» Problem description: Return the listing word for word, as given.

┌─ Recorded data

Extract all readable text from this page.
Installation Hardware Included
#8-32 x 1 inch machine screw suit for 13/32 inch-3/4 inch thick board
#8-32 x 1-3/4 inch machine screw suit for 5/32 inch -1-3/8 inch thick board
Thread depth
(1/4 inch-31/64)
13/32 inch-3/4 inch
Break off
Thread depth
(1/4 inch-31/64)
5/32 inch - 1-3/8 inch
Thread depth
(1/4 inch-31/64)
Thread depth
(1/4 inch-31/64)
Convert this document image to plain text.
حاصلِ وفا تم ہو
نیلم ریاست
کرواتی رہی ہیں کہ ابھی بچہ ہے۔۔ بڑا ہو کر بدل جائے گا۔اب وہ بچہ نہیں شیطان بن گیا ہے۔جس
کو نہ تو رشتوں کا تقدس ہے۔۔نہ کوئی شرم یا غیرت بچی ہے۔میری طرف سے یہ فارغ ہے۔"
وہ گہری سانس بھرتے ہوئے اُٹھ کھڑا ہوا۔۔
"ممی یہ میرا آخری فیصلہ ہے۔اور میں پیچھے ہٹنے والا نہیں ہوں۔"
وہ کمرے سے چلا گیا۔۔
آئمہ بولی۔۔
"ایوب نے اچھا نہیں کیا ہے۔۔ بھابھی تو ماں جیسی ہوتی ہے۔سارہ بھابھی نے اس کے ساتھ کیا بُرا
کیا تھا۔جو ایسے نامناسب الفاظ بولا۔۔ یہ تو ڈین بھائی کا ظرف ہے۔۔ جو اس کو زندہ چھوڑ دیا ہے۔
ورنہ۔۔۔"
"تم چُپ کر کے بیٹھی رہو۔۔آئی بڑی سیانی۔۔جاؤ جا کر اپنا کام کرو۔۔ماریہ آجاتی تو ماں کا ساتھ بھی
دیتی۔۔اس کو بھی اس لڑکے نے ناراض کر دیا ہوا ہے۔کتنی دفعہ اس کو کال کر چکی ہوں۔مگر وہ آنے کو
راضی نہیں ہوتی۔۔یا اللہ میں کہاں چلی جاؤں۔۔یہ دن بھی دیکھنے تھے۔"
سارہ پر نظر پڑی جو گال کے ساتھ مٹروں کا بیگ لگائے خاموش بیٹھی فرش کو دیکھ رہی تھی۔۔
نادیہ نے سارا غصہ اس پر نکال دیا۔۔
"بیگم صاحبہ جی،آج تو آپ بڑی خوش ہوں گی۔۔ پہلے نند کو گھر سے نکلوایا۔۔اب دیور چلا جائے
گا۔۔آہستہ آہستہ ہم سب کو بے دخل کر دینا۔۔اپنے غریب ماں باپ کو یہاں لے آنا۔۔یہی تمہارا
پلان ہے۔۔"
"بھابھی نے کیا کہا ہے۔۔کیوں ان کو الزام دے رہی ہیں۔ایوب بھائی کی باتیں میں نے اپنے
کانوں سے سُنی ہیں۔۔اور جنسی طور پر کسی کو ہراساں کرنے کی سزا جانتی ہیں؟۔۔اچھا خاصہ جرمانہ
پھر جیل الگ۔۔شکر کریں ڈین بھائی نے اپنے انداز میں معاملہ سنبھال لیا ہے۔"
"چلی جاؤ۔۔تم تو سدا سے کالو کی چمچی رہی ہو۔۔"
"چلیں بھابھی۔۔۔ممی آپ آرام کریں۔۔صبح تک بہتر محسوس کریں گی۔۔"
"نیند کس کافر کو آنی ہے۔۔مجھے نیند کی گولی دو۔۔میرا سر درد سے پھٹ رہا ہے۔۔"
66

└─

» Result of the exercise:
Extract all readable text from this page.
Installation Hardware Included
#8-32 x 1 inch machine screw suit for 13/32 inch-3/4 inch thick board
#8-32 x 1-3/4 inch machine screw suit for 5/32 inch -1-3/8 inch thick board
Thread depth
(1/4 inch-31/64)
13/32 inch-3/4 inch
Break off
Thread depth
(1/4 inch-31/64)
5/32 inch - 1-3/8 inch
Thread depth
(1/4 inch-31/64)
Thread depth
(1/4 inch-31/64)
Convert this document image to plain text.
حاصلِ وفا تم ہو
نیلم ریاست
کرواتی رہی ہیں کہ ابھی بچہ ہے۔۔ بڑا ہو کر بدل جائے گا۔اب وہ بچہ نہیں شیطان بن گیا ہے۔جس
کو نہ تو رشتوں کا تقدس ہے۔۔نہ کوئی شرم یا غیرت بچی ہے۔میری طرف سے یہ فارغ ہے۔"
وہ گہری سانس بھرتے ہوئے اُٹھ کھڑا ہوا۔۔
"ممی یہ میرا آخری فیصلہ ہے۔اور میں پیچھے ہٹنے والا نہیں ہوں۔"
وہ کمرے سے چلا گیا۔۔
آئمہ بولی۔۔
"ایوب نے اچھا نہیں کیا ہے۔۔ بھابھی تو ماں جیسی ہوتی ہے۔سارہ بھابھی نے اس کے ساتھ کیا بُرا
کیا تھا۔جو ایسے نامناسب الفاظ بولا۔۔ یہ تو ڈین بھائی کا ظرف ہے۔۔ جو اس کو زندہ چھوڑ دیا ہے۔
ورنہ۔۔۔"
"تم چُپ کر کے بیٹھی رہو۔۔آئی بڑی سیانی۔۔جاؤ جا کر اپنا کام کرو۔۔ماریہ آجاتی تو ماں کا ساتھ بھی
دیتی۔۔اس کو بھی اس لڑکے نے ناراض کر دیا ہوا ہے۔کتنی دفعہ اس کو کال کر چکی ہوں۔مگر وہ آنے کو
راضی نہیں ہوتی۔۔یا اللہ میں کہاں چلی جاؤں۔۔یہ دن بھی دیکھنے تھے۔"
سارہ پر نظر پڑی جو گال کے ساتھ مٹروں کا بیگ لگائے خاموش بیٹھی فرش کو دیکھ رہی تھی۔۔
نادیہ نے سارا غصہ اس پر نکال دیا۔۔
"بیگم صاحبہ جی،آج تو آپ بڑی خوش ہوں گی۔۔ پہلے نند کو گھر سے نکلوایا۔۔اب دیور چلا جائے
گا۔۔آہستہ آہستہ ہم سب کو بے دخل کر دینا۔۔اپنے غریب ماں باپ کو یہاں لے آنا۔۔یہی تمہارا
پلان ہے۔۔"
"بھابھی نے کیا کہا ہے۔۔کیوں ان کو الزام دے رہی ہیں۔ایوب بھائی کی باتیں میں نے اپنے
کانوں سے سُنی ہیں۔۔اور جنسی طور پر کسی کو ہراساں کرنے کی سزا جانتی ہیں؟۔۔اچھا خاصہ جرمانہ
پھر جیل الگ۔۔شکر کریں ڈین بھائی نے اپنے انداز میں معاملہ سنبھال لیا ہے۔"
"چلی جاؤ۔۔تم تو سدا سے کالو کی چمچی رہی ہو۔۔"
"چلیں بھابھی۔۔۔ممی آپ آرام کریں۔۔صبح تک بہتر محسوس کریں گی۔۔"
"نیند کس کافر کو آنی ہے۔۔مجھے نیند کی گولی دو۔۔میرا سر درد سے پھٹ رہا ہے۔۔"
66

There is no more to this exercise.